[Records from a data collection]
···

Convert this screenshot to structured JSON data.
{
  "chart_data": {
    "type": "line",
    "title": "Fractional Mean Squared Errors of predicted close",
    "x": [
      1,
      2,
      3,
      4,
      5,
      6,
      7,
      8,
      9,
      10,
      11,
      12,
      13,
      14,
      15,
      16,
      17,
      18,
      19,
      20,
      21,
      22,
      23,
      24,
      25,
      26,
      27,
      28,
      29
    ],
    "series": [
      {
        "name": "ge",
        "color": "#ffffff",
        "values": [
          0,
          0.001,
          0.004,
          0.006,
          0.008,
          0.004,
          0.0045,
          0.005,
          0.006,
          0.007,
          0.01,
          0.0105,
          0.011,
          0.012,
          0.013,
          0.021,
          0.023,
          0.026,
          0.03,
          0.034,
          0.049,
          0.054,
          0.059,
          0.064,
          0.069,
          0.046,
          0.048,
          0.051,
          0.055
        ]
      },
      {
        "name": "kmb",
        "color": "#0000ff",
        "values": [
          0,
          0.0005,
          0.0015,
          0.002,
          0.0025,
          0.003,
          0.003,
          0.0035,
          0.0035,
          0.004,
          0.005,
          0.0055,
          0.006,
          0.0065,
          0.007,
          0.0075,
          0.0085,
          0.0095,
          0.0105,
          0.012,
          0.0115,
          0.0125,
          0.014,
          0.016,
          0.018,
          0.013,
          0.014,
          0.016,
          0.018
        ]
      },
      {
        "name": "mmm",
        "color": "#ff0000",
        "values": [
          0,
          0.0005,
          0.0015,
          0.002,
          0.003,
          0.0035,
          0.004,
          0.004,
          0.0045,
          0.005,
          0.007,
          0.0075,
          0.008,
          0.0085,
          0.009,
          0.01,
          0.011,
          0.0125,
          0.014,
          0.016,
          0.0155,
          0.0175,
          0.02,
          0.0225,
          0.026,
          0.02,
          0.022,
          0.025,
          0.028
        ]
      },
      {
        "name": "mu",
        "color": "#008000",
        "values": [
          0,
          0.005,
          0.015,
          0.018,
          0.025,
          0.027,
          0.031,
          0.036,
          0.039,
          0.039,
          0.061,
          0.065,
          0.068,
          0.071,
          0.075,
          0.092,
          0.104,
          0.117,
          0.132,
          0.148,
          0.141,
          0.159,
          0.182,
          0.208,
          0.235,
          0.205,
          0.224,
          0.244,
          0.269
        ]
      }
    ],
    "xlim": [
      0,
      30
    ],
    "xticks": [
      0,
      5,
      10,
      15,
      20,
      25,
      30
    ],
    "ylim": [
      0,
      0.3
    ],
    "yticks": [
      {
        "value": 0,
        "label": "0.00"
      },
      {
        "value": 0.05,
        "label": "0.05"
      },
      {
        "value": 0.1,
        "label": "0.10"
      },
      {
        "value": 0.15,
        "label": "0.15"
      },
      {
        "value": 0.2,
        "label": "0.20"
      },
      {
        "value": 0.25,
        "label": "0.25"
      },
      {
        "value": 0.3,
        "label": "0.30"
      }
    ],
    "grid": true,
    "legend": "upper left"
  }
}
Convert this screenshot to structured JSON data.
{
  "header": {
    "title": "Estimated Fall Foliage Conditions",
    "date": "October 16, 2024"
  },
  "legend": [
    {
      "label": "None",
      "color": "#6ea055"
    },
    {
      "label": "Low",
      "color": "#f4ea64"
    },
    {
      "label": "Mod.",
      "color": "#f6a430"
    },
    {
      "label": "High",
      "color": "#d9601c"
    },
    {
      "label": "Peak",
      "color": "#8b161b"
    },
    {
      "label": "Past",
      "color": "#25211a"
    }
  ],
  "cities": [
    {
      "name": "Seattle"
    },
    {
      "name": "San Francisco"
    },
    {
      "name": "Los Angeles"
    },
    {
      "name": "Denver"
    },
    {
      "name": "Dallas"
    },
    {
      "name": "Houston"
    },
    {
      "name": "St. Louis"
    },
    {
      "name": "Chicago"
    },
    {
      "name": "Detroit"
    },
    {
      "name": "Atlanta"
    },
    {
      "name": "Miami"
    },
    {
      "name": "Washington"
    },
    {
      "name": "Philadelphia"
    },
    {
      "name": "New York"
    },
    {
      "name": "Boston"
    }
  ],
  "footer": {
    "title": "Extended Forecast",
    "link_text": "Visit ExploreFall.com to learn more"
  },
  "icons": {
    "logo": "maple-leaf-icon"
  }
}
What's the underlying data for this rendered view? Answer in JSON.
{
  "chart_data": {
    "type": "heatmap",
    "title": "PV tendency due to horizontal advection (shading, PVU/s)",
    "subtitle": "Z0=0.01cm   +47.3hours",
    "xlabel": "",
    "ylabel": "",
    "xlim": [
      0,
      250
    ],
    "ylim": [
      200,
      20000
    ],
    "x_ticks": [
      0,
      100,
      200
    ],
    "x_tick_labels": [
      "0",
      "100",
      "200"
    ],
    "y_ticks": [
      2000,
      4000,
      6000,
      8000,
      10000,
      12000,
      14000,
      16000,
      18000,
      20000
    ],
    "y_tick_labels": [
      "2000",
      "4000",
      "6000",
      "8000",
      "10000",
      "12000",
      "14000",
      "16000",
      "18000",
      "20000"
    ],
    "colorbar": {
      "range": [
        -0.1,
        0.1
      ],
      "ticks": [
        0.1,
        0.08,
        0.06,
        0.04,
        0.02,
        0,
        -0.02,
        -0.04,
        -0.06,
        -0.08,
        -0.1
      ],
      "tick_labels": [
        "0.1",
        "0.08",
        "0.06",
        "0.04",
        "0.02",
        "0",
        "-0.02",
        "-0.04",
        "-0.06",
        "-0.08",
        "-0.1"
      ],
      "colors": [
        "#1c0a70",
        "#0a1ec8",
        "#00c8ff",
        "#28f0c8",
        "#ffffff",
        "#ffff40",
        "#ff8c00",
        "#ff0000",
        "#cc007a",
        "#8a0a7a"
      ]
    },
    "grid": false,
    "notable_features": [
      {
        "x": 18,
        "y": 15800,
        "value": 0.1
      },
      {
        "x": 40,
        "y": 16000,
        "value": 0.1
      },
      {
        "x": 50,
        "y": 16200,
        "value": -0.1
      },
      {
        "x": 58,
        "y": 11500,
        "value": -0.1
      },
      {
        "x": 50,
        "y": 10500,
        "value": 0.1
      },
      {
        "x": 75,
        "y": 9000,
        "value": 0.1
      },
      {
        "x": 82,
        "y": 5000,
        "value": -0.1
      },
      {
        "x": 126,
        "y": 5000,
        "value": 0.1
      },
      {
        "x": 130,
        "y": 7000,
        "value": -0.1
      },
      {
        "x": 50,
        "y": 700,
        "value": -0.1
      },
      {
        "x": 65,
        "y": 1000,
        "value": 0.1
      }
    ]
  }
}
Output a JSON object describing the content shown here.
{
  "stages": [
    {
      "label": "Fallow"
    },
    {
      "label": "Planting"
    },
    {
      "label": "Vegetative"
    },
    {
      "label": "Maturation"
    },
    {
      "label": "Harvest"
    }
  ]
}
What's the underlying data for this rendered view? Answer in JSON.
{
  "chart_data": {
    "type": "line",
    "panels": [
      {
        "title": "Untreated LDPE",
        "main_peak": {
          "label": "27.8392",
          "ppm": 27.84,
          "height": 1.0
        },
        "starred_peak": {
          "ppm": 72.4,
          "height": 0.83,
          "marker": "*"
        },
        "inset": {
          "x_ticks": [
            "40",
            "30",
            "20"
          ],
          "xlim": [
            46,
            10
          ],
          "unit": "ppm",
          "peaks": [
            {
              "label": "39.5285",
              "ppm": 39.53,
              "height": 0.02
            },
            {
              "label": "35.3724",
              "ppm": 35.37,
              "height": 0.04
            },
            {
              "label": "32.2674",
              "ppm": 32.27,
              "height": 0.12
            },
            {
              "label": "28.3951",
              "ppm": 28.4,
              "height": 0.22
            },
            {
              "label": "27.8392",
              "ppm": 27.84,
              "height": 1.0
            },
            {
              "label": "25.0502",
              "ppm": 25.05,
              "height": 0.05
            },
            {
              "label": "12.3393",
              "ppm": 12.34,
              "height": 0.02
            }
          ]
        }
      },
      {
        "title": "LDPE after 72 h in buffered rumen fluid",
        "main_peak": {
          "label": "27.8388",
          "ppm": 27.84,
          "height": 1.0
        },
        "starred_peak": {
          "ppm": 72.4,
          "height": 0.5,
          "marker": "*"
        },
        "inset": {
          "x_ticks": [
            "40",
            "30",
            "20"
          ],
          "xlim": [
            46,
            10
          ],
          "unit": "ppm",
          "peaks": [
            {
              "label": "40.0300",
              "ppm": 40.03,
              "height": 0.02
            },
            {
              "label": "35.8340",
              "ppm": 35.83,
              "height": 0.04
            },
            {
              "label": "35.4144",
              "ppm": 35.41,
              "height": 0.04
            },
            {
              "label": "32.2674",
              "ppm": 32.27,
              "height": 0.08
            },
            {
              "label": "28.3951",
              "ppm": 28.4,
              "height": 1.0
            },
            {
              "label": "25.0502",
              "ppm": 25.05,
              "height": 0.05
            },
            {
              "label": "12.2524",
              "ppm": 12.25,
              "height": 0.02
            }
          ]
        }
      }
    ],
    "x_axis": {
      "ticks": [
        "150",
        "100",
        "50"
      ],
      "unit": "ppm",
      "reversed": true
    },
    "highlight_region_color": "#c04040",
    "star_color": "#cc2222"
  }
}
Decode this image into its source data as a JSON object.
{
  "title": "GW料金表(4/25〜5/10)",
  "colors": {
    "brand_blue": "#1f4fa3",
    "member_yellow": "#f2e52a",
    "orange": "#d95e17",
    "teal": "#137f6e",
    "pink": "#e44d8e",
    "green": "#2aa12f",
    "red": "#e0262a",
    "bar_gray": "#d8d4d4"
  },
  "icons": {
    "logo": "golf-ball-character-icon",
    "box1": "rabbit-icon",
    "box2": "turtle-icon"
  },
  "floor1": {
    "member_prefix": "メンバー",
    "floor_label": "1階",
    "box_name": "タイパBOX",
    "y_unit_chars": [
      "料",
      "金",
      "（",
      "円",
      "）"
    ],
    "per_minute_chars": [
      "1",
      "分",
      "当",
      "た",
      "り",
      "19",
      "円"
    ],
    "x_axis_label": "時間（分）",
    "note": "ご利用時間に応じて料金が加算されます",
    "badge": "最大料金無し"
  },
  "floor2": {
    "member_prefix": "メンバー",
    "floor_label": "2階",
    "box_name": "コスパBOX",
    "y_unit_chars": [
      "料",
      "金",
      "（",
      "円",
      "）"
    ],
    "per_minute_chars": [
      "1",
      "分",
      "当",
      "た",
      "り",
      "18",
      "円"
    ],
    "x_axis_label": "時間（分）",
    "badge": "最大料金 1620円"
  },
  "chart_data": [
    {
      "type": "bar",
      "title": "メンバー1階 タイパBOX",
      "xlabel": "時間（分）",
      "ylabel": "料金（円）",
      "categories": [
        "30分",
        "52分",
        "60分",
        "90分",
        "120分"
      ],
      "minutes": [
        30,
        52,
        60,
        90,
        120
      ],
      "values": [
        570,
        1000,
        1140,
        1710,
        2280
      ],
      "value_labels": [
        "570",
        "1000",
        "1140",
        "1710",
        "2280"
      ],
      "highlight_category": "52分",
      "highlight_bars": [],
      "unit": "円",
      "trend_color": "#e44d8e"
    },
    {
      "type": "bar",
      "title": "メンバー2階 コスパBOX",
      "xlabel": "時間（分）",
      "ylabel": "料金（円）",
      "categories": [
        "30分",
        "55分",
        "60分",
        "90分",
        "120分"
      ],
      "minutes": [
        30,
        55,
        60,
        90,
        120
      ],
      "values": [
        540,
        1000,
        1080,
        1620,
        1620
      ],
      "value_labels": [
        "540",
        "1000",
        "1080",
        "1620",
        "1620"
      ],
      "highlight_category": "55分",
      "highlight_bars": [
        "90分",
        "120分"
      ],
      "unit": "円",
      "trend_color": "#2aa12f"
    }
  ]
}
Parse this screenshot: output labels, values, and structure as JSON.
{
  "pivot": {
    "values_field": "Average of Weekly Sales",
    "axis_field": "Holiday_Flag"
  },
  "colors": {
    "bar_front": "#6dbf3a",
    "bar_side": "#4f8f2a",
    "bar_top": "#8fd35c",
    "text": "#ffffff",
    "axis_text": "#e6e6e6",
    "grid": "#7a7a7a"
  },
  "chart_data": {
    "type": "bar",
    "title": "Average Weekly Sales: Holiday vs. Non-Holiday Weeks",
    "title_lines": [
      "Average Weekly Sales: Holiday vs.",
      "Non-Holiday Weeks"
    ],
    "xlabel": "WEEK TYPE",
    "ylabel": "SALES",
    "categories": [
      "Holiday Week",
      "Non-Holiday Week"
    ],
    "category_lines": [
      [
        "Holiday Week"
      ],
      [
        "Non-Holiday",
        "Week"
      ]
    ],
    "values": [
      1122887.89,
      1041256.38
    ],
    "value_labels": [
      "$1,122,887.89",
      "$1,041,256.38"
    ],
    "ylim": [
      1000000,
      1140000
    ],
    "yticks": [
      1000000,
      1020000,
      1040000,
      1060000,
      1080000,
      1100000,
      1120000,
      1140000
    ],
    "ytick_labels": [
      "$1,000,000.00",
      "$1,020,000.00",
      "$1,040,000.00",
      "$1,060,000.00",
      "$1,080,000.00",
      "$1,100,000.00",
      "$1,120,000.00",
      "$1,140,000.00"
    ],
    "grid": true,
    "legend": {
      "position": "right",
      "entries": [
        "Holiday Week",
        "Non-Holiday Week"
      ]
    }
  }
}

···

Track down every line holding the string "Average" and copy it.

    "values_field": "Average of Weekly Sales",
    "title": "Average Weekly Sales: Holiday vs. Non-Holiday Weeks",
      "Average Weekly Sales: Holiday vs.",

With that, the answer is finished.